What the exercise asks
Can you format the records below as a numbered list, starting at the line that contains "opacity-mask-knockout-label: Opacity &" and stopping after the line that contains "invert-mask-label: Invert Mask: [669, 233, 732, 247]", with any blank lines left out?

__________________________________________________

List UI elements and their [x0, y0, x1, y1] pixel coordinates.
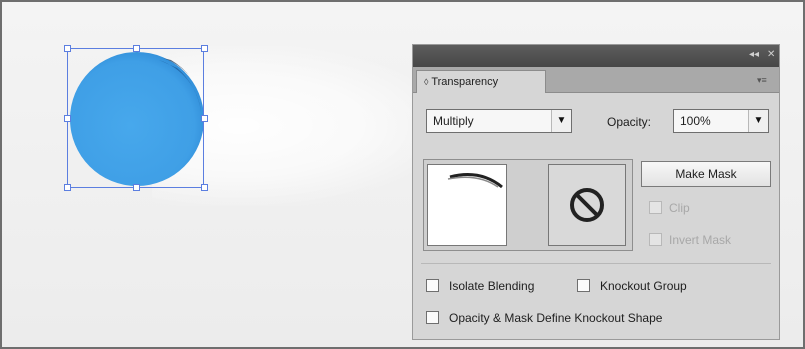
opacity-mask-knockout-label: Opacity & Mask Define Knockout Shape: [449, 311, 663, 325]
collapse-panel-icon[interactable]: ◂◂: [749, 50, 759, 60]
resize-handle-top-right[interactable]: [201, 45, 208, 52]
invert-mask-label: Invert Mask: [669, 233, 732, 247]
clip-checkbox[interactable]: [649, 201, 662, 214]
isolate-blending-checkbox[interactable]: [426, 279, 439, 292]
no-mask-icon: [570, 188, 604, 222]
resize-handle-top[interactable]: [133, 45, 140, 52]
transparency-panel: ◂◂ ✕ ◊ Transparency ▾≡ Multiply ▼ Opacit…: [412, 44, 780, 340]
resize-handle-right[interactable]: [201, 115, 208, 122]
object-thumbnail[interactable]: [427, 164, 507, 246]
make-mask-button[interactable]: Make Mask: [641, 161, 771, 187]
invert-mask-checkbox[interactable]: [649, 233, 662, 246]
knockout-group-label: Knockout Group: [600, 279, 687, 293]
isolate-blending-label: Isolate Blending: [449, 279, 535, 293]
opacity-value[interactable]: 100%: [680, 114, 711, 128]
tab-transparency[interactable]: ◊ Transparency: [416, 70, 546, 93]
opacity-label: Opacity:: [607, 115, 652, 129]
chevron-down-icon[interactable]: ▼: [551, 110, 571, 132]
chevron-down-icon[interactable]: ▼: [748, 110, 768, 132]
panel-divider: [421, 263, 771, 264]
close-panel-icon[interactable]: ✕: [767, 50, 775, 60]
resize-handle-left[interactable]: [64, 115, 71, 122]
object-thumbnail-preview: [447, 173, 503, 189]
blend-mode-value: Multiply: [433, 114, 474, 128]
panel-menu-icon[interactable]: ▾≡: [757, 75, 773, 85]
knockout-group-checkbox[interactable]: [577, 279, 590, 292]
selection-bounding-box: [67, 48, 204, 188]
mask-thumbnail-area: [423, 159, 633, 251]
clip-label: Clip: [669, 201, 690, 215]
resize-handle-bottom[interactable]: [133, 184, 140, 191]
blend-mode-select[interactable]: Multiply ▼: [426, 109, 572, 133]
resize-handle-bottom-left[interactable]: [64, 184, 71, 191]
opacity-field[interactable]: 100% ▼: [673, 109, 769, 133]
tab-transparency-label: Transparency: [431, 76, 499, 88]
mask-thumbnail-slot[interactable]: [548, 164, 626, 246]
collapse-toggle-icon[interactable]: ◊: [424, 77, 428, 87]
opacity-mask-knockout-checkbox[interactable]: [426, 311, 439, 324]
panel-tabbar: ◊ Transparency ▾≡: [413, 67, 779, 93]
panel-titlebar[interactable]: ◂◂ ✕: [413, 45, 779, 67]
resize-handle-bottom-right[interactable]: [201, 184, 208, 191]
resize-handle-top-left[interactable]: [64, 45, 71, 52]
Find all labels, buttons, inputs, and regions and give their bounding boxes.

__________________________________________________

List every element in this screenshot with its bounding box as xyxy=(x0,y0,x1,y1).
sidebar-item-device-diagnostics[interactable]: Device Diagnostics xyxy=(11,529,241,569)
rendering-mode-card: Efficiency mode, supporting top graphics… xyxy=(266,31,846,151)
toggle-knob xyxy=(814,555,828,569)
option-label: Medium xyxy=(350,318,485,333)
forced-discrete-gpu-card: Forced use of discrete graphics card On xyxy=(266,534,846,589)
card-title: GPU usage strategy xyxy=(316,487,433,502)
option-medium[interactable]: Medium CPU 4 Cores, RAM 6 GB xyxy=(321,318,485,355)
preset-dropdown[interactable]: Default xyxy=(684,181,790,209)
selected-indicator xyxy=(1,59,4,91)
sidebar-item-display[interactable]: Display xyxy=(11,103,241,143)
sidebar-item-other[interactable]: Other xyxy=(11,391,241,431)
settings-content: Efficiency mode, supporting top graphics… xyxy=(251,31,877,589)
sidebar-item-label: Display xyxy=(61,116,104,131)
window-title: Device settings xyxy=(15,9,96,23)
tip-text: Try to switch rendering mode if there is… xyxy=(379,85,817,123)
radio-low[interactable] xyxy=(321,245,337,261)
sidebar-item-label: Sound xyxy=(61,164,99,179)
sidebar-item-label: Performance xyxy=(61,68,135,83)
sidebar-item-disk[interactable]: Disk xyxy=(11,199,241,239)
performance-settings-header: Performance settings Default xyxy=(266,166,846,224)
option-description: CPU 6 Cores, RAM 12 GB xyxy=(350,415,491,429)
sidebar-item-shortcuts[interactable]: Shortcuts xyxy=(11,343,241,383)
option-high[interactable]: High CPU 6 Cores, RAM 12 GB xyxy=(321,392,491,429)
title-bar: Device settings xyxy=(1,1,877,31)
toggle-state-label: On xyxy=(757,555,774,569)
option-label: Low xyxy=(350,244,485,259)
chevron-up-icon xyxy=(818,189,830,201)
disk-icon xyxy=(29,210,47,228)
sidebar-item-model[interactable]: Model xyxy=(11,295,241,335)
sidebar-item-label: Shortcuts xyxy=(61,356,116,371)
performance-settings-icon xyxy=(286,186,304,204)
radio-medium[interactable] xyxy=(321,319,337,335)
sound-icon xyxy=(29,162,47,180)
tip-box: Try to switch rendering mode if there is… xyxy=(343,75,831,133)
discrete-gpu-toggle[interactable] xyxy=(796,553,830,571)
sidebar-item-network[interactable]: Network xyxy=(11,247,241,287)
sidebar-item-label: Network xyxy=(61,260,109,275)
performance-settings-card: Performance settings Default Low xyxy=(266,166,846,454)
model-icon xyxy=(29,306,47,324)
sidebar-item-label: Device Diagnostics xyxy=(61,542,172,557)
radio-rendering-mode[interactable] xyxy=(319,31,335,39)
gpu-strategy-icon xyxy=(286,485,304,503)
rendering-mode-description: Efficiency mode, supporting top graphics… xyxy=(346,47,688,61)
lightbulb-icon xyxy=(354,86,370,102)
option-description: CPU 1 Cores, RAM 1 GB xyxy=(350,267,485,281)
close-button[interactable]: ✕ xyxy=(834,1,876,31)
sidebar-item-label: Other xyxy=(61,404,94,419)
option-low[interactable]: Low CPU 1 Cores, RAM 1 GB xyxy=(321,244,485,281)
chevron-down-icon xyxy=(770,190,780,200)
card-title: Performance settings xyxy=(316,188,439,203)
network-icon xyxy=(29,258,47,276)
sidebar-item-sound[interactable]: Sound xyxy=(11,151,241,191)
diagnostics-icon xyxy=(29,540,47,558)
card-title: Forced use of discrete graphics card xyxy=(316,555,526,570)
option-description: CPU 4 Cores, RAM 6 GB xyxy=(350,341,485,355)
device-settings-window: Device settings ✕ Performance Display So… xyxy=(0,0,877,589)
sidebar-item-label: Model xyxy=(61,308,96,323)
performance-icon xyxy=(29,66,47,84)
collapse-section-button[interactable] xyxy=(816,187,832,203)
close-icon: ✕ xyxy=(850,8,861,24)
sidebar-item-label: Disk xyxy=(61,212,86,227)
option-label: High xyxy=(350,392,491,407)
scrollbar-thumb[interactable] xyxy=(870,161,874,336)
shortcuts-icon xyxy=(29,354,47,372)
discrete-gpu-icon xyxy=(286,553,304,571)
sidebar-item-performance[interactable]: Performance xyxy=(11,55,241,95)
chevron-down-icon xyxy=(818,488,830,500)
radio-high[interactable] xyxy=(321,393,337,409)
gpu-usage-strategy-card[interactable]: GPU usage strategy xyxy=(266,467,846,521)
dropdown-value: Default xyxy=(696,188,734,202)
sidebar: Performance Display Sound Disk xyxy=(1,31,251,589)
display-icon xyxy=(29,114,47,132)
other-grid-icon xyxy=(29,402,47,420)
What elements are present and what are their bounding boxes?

__________________________________________________

Correct result
1. opacity-mask-knockout-label: Opacity & Mask Define Knockout Shape: [449, 311, 663, 325]
2. collapse-panel-icon[interactable]: ◂◂: [749, 50, 759, 60]
3. resize-handle-top-right[interactable]: [201, 45, 208, 52]
4. invert-mask-label: Invert Mask: [669, 233, 732, 247]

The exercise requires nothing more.